Work to do | Select each line where the word "Submit" appears.

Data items

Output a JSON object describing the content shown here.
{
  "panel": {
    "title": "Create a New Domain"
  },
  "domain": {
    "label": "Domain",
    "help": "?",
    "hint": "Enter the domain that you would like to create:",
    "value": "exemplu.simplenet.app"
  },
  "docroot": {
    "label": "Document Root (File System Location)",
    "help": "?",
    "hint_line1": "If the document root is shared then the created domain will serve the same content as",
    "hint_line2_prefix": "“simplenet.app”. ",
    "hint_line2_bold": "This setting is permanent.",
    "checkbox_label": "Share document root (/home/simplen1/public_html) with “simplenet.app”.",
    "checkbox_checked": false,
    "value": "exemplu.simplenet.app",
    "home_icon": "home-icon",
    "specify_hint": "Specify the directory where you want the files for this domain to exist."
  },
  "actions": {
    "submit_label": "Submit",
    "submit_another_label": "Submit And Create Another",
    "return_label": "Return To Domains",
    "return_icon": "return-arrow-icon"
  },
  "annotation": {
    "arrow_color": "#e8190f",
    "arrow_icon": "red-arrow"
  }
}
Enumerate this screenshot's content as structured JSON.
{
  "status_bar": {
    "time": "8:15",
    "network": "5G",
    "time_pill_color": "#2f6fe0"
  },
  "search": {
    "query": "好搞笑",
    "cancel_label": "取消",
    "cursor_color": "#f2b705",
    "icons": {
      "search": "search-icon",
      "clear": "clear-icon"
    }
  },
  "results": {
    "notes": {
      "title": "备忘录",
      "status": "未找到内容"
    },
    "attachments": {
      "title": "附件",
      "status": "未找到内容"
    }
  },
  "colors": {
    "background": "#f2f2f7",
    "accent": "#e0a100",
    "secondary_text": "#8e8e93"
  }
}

Task result |
    "submit_label": "Submit",
    "submit_another_label": "Submit And Create Another",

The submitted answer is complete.